# START OF Data records
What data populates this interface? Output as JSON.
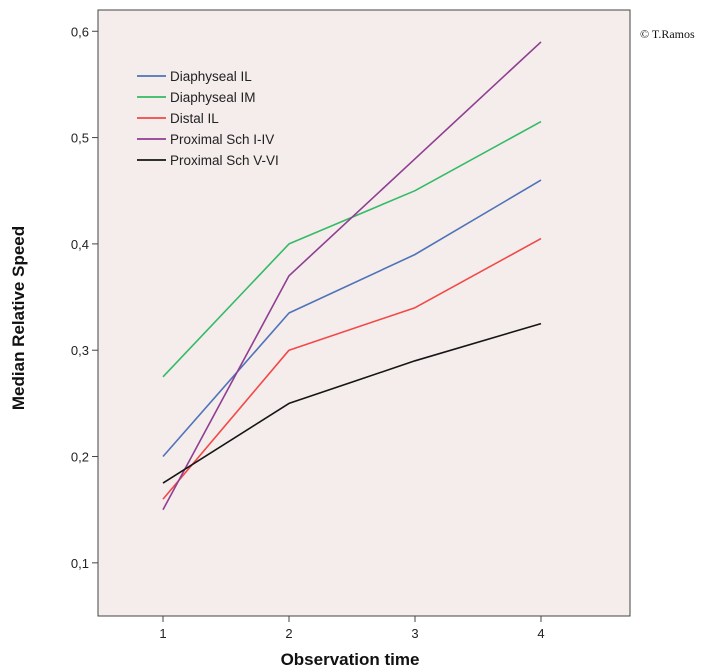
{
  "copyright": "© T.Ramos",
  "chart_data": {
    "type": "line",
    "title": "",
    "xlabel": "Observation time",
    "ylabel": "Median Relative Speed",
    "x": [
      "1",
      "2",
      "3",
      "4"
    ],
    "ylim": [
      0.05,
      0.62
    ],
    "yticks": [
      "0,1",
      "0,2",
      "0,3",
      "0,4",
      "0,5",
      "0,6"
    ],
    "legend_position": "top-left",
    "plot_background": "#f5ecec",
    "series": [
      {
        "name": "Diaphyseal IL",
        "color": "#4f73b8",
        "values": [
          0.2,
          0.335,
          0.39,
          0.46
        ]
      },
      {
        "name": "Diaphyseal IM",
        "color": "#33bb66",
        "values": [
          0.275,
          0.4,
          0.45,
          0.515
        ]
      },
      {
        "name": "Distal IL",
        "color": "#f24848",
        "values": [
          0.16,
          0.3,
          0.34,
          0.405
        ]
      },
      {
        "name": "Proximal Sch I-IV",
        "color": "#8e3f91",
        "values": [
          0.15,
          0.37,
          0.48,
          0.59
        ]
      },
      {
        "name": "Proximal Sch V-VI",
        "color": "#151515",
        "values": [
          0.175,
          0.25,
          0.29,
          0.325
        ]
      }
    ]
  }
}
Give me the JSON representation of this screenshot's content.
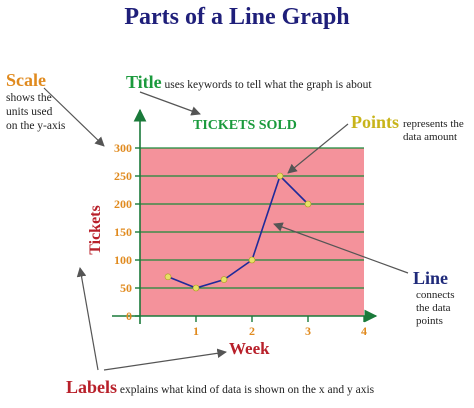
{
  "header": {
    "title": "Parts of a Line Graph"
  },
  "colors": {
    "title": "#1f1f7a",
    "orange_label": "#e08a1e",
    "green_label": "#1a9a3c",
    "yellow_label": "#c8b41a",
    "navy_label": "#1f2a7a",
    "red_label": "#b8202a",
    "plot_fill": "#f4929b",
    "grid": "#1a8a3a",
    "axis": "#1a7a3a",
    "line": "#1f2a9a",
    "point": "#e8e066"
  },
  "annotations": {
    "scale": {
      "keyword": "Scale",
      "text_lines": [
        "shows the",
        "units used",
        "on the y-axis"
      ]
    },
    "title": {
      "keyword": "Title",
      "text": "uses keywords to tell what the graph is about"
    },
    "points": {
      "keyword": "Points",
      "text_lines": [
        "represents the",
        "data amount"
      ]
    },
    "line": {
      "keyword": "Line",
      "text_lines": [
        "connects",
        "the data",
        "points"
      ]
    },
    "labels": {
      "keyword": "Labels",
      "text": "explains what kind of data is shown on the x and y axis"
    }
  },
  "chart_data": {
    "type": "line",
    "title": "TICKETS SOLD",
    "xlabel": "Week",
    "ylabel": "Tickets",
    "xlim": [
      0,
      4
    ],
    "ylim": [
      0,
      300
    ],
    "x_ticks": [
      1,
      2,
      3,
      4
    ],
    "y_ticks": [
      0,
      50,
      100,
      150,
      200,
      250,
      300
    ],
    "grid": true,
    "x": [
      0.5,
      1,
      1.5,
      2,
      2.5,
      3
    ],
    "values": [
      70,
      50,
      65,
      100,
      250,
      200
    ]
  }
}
# END OF Data records
Task description:
Quote the material exactly. Pictures stay out.

Written solution:
What data populates this interface? Output as JSON.
{
  "copyright": "© T.Ramos",
  "chart_data": {
    "type": "line",
    "title": "",
    "xlabel": "Observation time",
    "ylabel": "Median Relative Speed",
    "x": [
      "1",
      "2",
      "3",
      "4"
    ],
    "ylim": [
      0.05,
      0.62
    ],
    "yticks": [
      "0,1",
      "0,2",
      "0,3",
      "0,4",
      "0,5",
      "0,6"
    ],
    "legend_position": "top-left",
    "plot_background": "#f5ecec",
    "series": [
      {
        "name": "Diaphyseal IL",
        "color": "#4f73b8",
        "values": [
          0.2,
          0.335,
          0.39,
          0.46
        ]
      },
      {
        "name": "Diaphyseal IM",
        "color": "#33bb66",
        "values": [
          0.275,
          0.4,
          0.45,
          0.515
        ]
      },
      {
        "name": "Distal IL",
        "color": "#f24848",
        "values": [
          0.16,
          0.3,
          0.34,
          0.405
        ]
      },
      {
        "name": "Proximal Sch I-IV",
        "color": "#8e3f91",
        "values": [
          0.15,
          0.37,
          0.48,
          0.59
        ]
      },
      {
        "name": "Proximal Sch V-VI",
        "color": "#151515",
        "values": [
          0.175,
          0.25,
          0.29,
          0.325
        ]
      }
    ]
  }
}
Give me the JSON representation of this screenshot's content.
{
  "header": {
    "title": "Parts of a Line Graph"
  },
  "colors": {
    "title": "#1f1f7a",
    "orange_label": "#e08a1e",
    "green_label": "#1a9a3c",
    "yellow_label": "#c8b41a",
    "navy_label": "#1f2a7a",
    "red_label": "#b8202a",
    "plot_fill": "#f4929b",
    "grid": "#1a8a3a",
    "axis": "#1a7a3a",
    "line": "#1f2a9a",
    "point": "#e8e066"
  },
  "annotations": {
    "scale": {
      "keyword": "Scale",
      "text_lines": [
        "shows the",
        "units used",
        "on the y-axis"
      ]
    },
    "title": {
      "keyword": "Title",
      "text": "uses keywords to tell what the graph is about"
    },
    "points": {
      "keyword": "Points",
      "text_lines": [
        "represents the",
        "data amount"
      ]
    },
    "line": {
      "keyword": "Line",
      "text_lines": [
        "connects",
        "the data",
        "points"
      ]
    },
    "labels": {
      "keyword": "Labels",
      "text": "explains what kind of data is shown on the x and y axis"
    }
  },
  "chart_data": {
    "type": "line",
    "title": "TICKETS SOLD",
    "xlabel": "Week",
    "ylabel": "Tickets",
    "xlim": [
      0,
      4
    ],
    "ylim": [
      0,
      300
    ],
    "x_ticks": [
      1,
      2,
      3,
      4
    ],
    "y_ticks": [
      0,
      50,
      100,
      150,
      200,
      250,
      300
    ],
    "grid": true,
    "x": [
      0.5,
      1,
      1.5,
      2,
      2.5,
      3
    ],
    "values": [
      70,
      50,
      65,
      100,
      250,
      200
    ]
  }
}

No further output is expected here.